[Entries from a dataset]
>>
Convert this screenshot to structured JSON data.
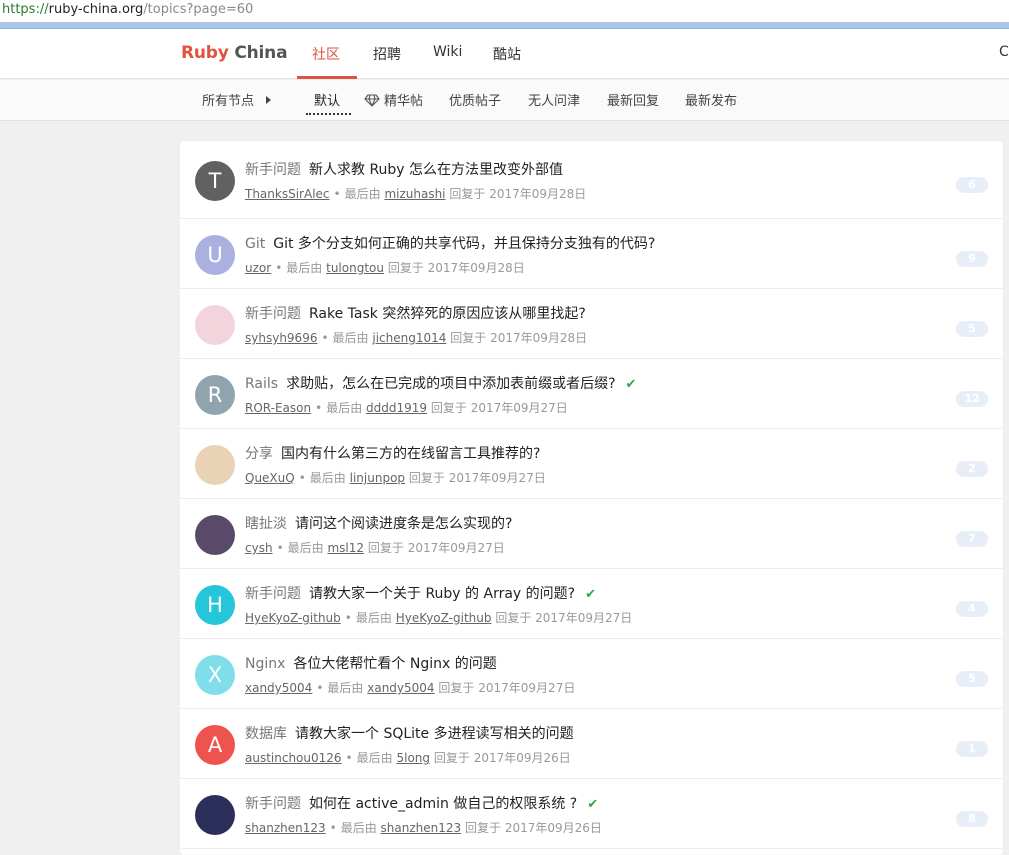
{
  "browser": {
    "url_scheme": "https://",
    "url_host": "ruby-china.org",
    "url_path": "/topics?page=60"
  },
  "nav": {
    "brand_ruby": "Ruby",
    "brand_china": "China",
    "items": [
      "社区",
      "招聘",
      "Wiki",
      "酷站"
    ],
    "active": "社区",
    "right_cutoff": "C"
  },
  "subnav": {
    "all_nodes": "所有节点",
    "filters": [
      "默认",
      "精华帖",
      "优质帖子",
      "无人问津",
      "最新回复",
      "最新发布"
    ]
  },
  "meta_labels": {
    "last_by": "最后由",
    "replied_at": "回复于"
  },
  "topics": [
    {
      "avatar_letter": "T",
      "avatar_color": "#616161",
      "node": "新手问题",
      "title": "新人求教 Ruby 怎么在方法里改变外部值",
      "solved": false,
      "author": "ThanksSirAlec",
      "last_user": "mizuhashi",
      "date": "2017年09月28日",
      "replies": "6"
    },
    {
      "avatar_letter": "U",
      "avatar_color": "#aab0e0",
      "node": "Git",
      "title": "Git 多个分支如何正确的共享代码，并且保持分支独有的代码?",
      "solved": false,
      "author": "uzor",
      "last_user": "tulongtou",
      "date": "2017年09月28日",
      "replies": "9"
    },
    {
      "avatar_letter": "",
      "avatar_color": "#f3d4dc",
      "node": "新手问题",
      "title": "Rake Task 突然猝死的原因应该从哪里找起?",
      "solved": false,
      "author": "syhsyh9696",
      "last_user": "jicheng1014",
      "date": "2017年09月28日",
      "replies": "5"
    },
    {
      "avatar_letter": "R",
      "avatar_color": "#90a4ae",
      "node": "Rails",
      "title": "求助贴，怎么在已完成的项目中添加表前缀或者后缀?",
      "solved": true,
      "author": "ROR-Eason",
      "last_user": "dddd1919",
      "date": "2017年09月27日",
      "replies": "12"
    },
    {
      "avatar_letter": "",
      "avatar_color": "#e9d2b6",
      "node": "分享",
      "title": "国内有什么第三方的在线留言工具推荐的?",
      "solved": false,
      "author": "QueXuQ",
      "last_user": "linjunpop",
      "date": "2017年09月27日",
      "replies": "2"
    },
    {
      "avatar_letter": "",
      "avatar_color": "#5a4a6a",
      "node": "瞎扯淡",
      "title": "请问这个阅读进度条是怎么实现的?",
      "solved": false,
      "author": "cysh",
      "last_user": "msl12",
      "date": "2017年09月27日",
      "replies": "7"
    },
    {
      "avatar_letter": "H",
      "avatar_color": "#26c6da",
      "node": "新手问题",
      "title": "请教大家一个关于 Ruby 的 Array 的问题?",
      "solved": true,
      "author": "HyeKyoZ-github",
      "last_user": "HyeKyoZ-github",
      "date": "2017年09月27日",
      "replies": "4"
    },
    {
      "avatar_letter": "X",
      "avatar_color": "#80deea",
      "node": "Nginx",
      "title": "各位大佬帮忙看个 Nginx 的问题",
      "solved": false,
      "author": "xandy5004",
      "last_user": "xandy5004",
      "date": "2017年09月27日",
      "replies": "5"
    },
    {
      "avatar_letter": "A",
      "avatar_color": "#ef5350",
      "node": "数据库",
      "title": "请教大家一个 SQLite 多进程读写相关的问题",
      "solved": false,
      "author": "austinchou0126",
      "last_user": "5long",
      "date": "2017年09月26日",
      "replies": "1"
    },
    {
      "avatar_letter": "",
      "avatar_color": "#2b2f5a",
      "node": "新手问题",
      "title": "如何在 active_admin 做自己的权限系统 ?",
      "solved": true,
      "author": "shanzhen123",
      "last_user": "shanzhen123",
      "date": "2017年09月26日",
      "replies": "8"
    }
  ]
}
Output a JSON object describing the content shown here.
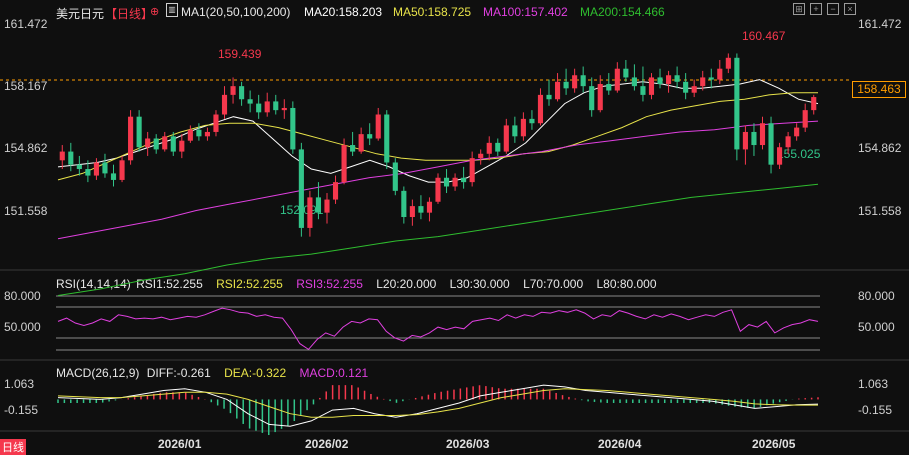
<<
→ Stated goal
Working from the material above, transcribe it exactly while omitting pictures.

→ Answer to this task
Convert this screenshot to structured JSON data.
{
  "browser": {
    "url_scheme": "https://",
    "url_host": "ruby-china.org",
    "url_path": "/topics?page=60"
  },
  "nav": {
    "brand_ruby": "Ruby",
    "brand_china": "China",
    "items": [
      "社区",
      "招聘",
      "Wiki",
      "酷站"
    ],
    "active": "社区",
    "right_cutoff": "C"
  },
  "subnav": {
    "all_nodes": "所有节点",
    "filters": [
      "默认",
      "精华帖",
      "优质帖子",
      "无人问津",
      "最新回复",
      "最新发布"
    ]
  },
  "meta_labels": {
    "last_by": "最后由",
    "replied_at": "回复于"
  },
  "topics": [
    {
      "avatar_letter": "T",
      "avatar_color": "#616161",
      "node": "新手问题",
      "title": "新人求教 Ruby 怎么在方法里改变外部值",
      "solved": false,
      "author": "ThanksSirAlec",
      "last_user": "mizuhashi",
      "date": "2017年09月28日",
      "replies": "6"
    },
    {
      "avatar_letter": "U",
      "avatar_color": "#aab0e0",
      "node": "Git",
      "title": "Git 多个分支如何正确的共享代码，并且保持分支独有的代码?",
      "solved": false,
      "author": "uzor",
      "last_user": "tulongtou",
      "date": "2017年09月28日",
      "replies": "9"
    },
    {
      "avatar_letter": "",
      "avatar_color": "#f3d4dc",
      "node": "新手问题",
      "title": "Rake Task 突然猝死的原因应该从哪里找起?",
      "solved": false,
      "author": "syhsyh9696",
      "last_user": "jicheng1014",
      "date": "2017年09月28日",
      "replies": "5"
    },
    {
      "avatar_letter": "R",
      "avatar_color": "#90a4ae",
      "node": "Rails",
      "title": "求助贴，怎么在已完成的项目中添加表前缀或者后缀?",
      "solved": true,
      "author": "ROR-Eason",
      "last_user": "dddd1919",
      "date": "2017年09月27日",
      "replies": "12"
    },
    {
      "avatar_letter": "",
      "avatar_color": "#e9d2b6",
      "node": "分享",
      "title": "国内有什么第三方的在线留言工具推荐的?",
      "solved": false,
      "author": "QueXuQ",
      "last_user": "linjunpop",
      "date": "2017年09月27日",
      "replies": "2"
    },
    {
      "avatar_letter": "",
      "avatar_color": "#5a4a6a",
      "node": "瞎扯淡",
      "title": "请问这个阅读进度条是怎么实现的?",
      "solved": false,
      "author": "cysh",
      "last_user": "msl12",
      "date": "2017年09月27日",
      "replies": "7"
    },
    {
      "avatar_letter": "H",
      "avatar_color": "#26c6da",
      "node": "新手问题",
      "title": "请教大家一个关于 Ruby 的 Array 的问题?",
      "solved": true,
      "author": "HyeKyoZ-github",
      "last_user": "HyeKyoZ-github",
      "date": "2017年09月27日",
      "replies": "4"
    },
    {
      "avatar_letter": "X",
      "avatar_color": "#80deea",
      "node": "Nginx",
      "title": "各位大佬帮忙看个 Nginx 的问题",
      "solved": false,
      "author": "xandy5004",
      "last_user": "xandy5004",
      "date": "2017年09月27日",
      "replies": "5"
    },
    {
      "avatar_letter": "A",
      "avatar_color": "#ef5350",
      "node": "数据库",
      "title": "请教大家一个 SQLite 多进程读写相关的问题",
      "solved": false,
      "author": "austinchou0126",
      "last_user": "5long",
      "date": "2017年09月26日",
      "replies": "1"
    },
    {
      "avatar_letter": "",
      "avatar_color": "#2b2f5a",
      "node": "新手问题",
      "title": "如何在 active_admin 做自己的权限系统 ?",
      "solved": true,
      "author": "shanzhen123",
      "last_user": "shanzhen123",
      "date": "2017年09月26日",
      "replies": "8"
    }
  ]
}
Output a JSON object describing the content shown here.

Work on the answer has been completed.